### YOUR INSTRUCTIONS
Return all of the entries exactly as written.

### RECORDS FOR THIS EXERCISE
○ ○ ○

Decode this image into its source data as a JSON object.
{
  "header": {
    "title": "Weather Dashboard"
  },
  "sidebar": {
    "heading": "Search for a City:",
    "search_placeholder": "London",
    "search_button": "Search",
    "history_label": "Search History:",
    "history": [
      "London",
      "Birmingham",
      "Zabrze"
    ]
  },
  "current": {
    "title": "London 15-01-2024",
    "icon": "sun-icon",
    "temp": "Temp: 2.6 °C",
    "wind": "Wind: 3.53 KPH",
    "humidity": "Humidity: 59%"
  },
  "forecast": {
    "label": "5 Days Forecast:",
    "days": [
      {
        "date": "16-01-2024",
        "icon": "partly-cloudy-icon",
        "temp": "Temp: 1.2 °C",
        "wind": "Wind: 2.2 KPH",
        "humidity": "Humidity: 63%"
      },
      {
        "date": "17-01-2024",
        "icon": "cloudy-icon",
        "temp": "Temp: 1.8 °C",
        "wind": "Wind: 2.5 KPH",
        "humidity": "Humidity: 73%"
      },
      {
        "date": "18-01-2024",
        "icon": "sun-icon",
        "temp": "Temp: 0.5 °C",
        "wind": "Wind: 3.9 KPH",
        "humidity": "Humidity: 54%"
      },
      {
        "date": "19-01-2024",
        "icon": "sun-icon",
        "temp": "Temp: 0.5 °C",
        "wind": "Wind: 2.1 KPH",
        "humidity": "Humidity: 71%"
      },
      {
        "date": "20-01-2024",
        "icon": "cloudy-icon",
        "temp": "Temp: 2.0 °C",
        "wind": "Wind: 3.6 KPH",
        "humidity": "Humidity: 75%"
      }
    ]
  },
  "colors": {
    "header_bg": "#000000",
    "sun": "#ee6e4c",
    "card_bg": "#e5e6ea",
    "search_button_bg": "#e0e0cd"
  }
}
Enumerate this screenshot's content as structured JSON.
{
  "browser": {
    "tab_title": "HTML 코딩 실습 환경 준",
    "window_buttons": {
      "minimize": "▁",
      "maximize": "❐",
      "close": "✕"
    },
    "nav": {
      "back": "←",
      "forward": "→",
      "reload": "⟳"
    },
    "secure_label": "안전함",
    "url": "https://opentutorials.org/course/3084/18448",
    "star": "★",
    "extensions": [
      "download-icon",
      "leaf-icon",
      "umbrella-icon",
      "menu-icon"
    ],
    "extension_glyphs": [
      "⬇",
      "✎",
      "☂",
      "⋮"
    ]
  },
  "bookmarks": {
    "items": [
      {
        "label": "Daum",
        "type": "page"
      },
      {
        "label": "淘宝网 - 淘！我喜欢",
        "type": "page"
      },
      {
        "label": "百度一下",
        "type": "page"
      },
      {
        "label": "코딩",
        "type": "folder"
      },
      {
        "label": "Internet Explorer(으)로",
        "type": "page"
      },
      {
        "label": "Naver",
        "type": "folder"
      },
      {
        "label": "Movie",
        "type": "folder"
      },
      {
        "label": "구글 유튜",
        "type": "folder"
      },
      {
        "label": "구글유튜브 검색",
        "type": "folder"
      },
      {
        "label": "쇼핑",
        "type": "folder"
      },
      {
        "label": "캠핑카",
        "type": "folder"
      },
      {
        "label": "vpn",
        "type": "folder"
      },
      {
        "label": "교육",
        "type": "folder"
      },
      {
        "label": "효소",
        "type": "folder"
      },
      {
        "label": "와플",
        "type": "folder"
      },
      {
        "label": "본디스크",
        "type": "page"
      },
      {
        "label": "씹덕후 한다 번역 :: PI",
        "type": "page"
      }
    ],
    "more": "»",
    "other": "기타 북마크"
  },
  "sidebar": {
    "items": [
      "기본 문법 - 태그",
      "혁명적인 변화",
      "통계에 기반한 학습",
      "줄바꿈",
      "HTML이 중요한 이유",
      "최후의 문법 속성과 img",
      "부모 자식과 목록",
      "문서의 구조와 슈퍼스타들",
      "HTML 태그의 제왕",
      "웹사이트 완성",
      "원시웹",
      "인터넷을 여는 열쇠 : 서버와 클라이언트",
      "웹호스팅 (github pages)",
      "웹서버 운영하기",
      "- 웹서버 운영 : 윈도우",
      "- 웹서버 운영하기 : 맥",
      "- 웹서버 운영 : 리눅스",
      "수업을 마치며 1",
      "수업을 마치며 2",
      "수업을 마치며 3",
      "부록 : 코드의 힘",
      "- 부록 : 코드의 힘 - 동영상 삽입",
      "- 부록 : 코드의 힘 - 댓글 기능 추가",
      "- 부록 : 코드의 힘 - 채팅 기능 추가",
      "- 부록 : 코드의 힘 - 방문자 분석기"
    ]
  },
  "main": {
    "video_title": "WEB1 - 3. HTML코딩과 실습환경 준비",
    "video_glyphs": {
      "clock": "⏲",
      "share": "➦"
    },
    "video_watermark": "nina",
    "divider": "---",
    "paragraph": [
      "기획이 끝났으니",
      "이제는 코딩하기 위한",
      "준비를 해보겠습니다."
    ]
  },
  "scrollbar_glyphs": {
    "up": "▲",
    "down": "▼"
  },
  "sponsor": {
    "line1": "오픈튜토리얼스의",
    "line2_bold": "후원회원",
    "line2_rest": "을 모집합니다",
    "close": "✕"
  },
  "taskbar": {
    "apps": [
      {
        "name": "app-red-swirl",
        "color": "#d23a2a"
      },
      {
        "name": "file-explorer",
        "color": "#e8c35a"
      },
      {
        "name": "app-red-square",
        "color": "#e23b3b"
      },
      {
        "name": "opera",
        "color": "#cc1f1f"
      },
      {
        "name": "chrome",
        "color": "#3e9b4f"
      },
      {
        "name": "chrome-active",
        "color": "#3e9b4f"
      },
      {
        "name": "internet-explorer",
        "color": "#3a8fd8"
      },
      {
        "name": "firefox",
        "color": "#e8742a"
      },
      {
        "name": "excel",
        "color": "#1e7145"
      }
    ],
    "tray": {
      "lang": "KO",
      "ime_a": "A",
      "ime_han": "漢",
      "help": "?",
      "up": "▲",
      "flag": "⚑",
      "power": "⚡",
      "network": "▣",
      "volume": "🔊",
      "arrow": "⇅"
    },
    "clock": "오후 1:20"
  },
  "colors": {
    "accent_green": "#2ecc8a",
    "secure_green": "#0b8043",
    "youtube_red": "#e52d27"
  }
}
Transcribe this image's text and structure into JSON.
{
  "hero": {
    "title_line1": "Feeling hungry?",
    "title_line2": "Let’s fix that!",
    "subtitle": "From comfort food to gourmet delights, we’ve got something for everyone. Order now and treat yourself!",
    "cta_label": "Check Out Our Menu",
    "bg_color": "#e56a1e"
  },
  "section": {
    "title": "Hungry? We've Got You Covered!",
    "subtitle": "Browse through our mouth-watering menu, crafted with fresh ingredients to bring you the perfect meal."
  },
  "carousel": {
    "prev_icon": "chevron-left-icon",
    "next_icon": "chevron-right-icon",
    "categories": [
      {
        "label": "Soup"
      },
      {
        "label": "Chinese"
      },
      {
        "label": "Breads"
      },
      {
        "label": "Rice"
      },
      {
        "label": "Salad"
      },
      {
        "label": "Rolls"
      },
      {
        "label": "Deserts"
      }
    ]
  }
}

○ ○ ○

### SOLUTION TO THIS EXERCISE
Decode this image into its source data as a JSON object.
{
  "header": {
    "title": "Weather Dashboard"
  },
  "sidebar": {
    "heading": "Search for a City:",
    "search_placeholder": "London",
    "search_button": "Search",
    "history_label": "Search History:",
    "history": [
      "London",
      "Birmingham",
      "Zabrze"
    ]
  },
  "current": {
    "title": "London 15-01-2024",
    "icon": "sun-icon",
    "temp": "Temp: 2.6 °C",
    "wind": "Wind: 3.53 KPH",
    "humidity": "Humidity: 59%"
  },
  "forecast": {
    "label": "5 Days Forecast:",
    "days": [
      {
        "date": "16-01-2024",
        "icon": "partly-cloudy-icon",
        "temp": "Temp: 1.2 °C",
        "wind": "Wind: 2.2 KPH",
        "humidity": "Humidity: 63%"
      },
      {
        "date": "17-01-2024",
        "icon": "cloudy-icon",
        "temp": "Temp: 1.8 °C",
        "wind": "Wind: 2.5 KPH",
        "humidity": "Humidity: 73%"
      },
      {
        "date": "18-01-2024",
        "icon": "sun-icon",
        "temp": "Temp: 0.5 °C",
        "wind": "Wind: 3.9 KPH",
        "humidity": "Humidity: 54%"
      },
      {
        "date": "19-01-2024",
        "icon": "sun-icon",
        "temp": "Temp: 0.5 °C",
        "wind": "Wind: 2.1 KPH",
        "humidity": "Humidity: 71%"
      },
      {
        "date": "20-01-2024",
        "icon": "cloudy-icon",
        "temp": "Temp: 2.0 °C",
        "wind": "Wind: 3.6 KPH",
        "humidity": "Humidity: 75%"
      }
    ]
  },
  "colors": {
    "header_bg": "#000000",
    "sun": "#ee6e4c",
    "card_bg": "#e5e6ea",
    "search_button_bg": "#e0e0cd"
  }
}
Enumerate this screenshot's content as structured JSON.
{
  "browser": {
    "tab_title": "HTML 코딩 실습 환경 준",
    "window_buttons": {
      "minimize": "▁",
      "maximize": "❐",
      "close": "✕"
    },
    "nav": {
      "back": "←",
      "forward": "→",
      "reload": "⟳"
    },
    "secure_label": "안전함",
    "url": "https://opentutorials.org/course/3084/18448",
    "star": "★",
    "extensions": [
      "download-icon",
      "leaf-icon",
      "umbrella-icon",
      "menu-icon"
    ],
    "extension_glyphs": [
      "⬇",
      "✎",
      "☂",
      "⋮"
    ]
  },
  "bookmarks": {
    "items": [
      {
        "label": "Daum",
        "type": "page"
      },
      {
        "label": "淘宝网 - 淘！我喜欢",
        "type": "page"
      },
      {
        "label": "百度一下",
        "type": "page"
      },
      {
        "label": "코딩",
        "type": "folder"
      },
      {
        "label": "Internet Explorer(으)로",
        "type": "page"
      },
      {
        "label": "Naver",
        "type": "folder"
      },
      {
        "label": "Movie",
        "type": "folder"
      },
      {
        "label": "구글 유튜",
        "type": "folder"
      },
      {
        "label": "구글유튜브 검색",
        "type": "folder"
      },
      {
        "label": "쇼핑",
        "type": "folder"
      },
      {
        "label": "캠핑카",
        "type": "folder"
      },
      {
        "label": "vpn",
        "type": "folder"
      },
      {
        "label": "교육",
        "type": "folder"
      },
      {
        "label": "효소",
        "type": "folder"
      },
      {
        "label": "와플",
        "type": "folder"
      },
      {
        "label": "본디스크",
        "type": "page"
      },
      {
        "label": "씹덕후 한다 번역 :: PI",
        "type": "page"
      }
    ],
    "more": "»",
    "other": "기타 북마크"
  },
  "sidebar": {
    "items": [
      "기본 문법 - 태그",
      "혁명적인 변화",
      "통계에 기반한 학습",
      "줄바꿈",
      "HTML이 중요한 이유",
      "최후의 문법 속성과 img",
      "부모 자식과 목록",
      "문서의 구조와 슈퍼스타들",
      "HTML 태그의 제왕",
      "웹사이트 완성",
      "원시웹",
      "인터넷을 여는 열쇠 : 서버와 클라이언트",
      "웹호스팅 (github pages)",
      "웹서버 운영하기",
      "- 웹서버 운영 : 윈도우",
      "- 웹서버 운영하기 : 맥",
      "- 웹서버 운영 : 리눅스",
      "수업을 마치며 1",
      "수업을 마치며 2",
      "수업을 마치며 3",
      "부록 : 코드의 힘",
      "- 부록 : 코드의 힘 - 동영상 삽입",
      "- 부록 : 코드의 힘 - 댓글 기능 추가",
      "- 부록 : 코드의 힘 - 채팅 기능 추가",
      "- 부록 : 코드의 힘 - 방문자 분석기"
    ]
  },
  "main": {
    "video_title": "WEB1 - 3. HTML코딩과 실습환경 준비",
    "video_glyphs": {
      "clock": "⏲",
      "share": "➦"
    },
    "video_watermark": "nina",
    "divider": "---",
    "paragraph": [
      "기획이 끝났으니",
      "이제는 코딩하기 위한",
      "준비를 해보겠습니다."
    ]
  },
  "scrollbar_glyphs": {
    "up": "▲",
    "down": "▼"
  },
  "sponsor": {
    "line1": "오픈튜토리얼스의",
    "line2_bold": "후원회원",
    "line2_rest": "을 모집합니다",
    "close": "✕"
  },
  "taskbar": {
    "apps": [
      {
        "name": "app-red-swirl",
        "color": "#d23a2a"
      },
      {
        "name": "file-explorer",
        "color": "#e8c35a"
      },
      {
        "name": "app-red-square",
        "color": "#e23b3b"
      },
      {
        "name": "opera",
        "color": "#cc1f1f"
      },
      {
        "name": "chrome",
        "color": "#3e9b4f"
      },
      {
        "name": "chrome-active",
        "color": "#3e9b4f"
      },
      {
        "name": "internet-explorer",
        "color": "#3a8fd8"
      },
      {
        "name": "firefox",
        "color": "#e8742a"
      },
      {
        "name": "excel",
        "color": "#1e7145"
      }
    ],
    "tray": {
      "lang": "KO",
      "ime_a": "A",
      "ime_han": "漢",
      "help": "?",
      "up": "▲",
      "flag": "⚑",
      "power": "⚡",
      "network": "▣",
      "volume": "🔊",
      "arrow": "⇅"
    },
    "clock": "오후 1:20"
  },
  "colors": {
    "accent_green": "#2ecc8a",
    "secure_green": "#0b8043",
    "youtube_red": "#e52d27"
  }
}
Transcribe this image's text and structure into JSON.
{
  "hero": {
    "title_line1": "Feeling hungry?",
    "title_line2": "Let’s fix that!",
    "subtitle": "From comfort food to gourmet delights, we’ve got something for everyone. Order now and treat yourself!",
    "cta_label": "Check Out Our Menu",
    "bg_color": "#e56a1e"
  },
  "section": {
    "title": "Hungry? We've Got You Covered!",
    "subtitle": "Browse through our mouth-watering menu, crafted with fresh ingredients to bring you the perfect meal."
  },
  "carousel": {
    "prev_icon": "chevron-left-icon",
    "next_icon": "chevron-right-icon",
    "categories": [
      {
        "label": "Soup"
      },
      {
        "label": "Chinese"
      },
      {
        "label": "Breads"
      },
      {
        "label": "Rice"
      },
      {
        "label": "Salad"
      },
      {
        "label": "Rolls"
      },
      {
        "label": "Deserts"
      }
    ]
  }
}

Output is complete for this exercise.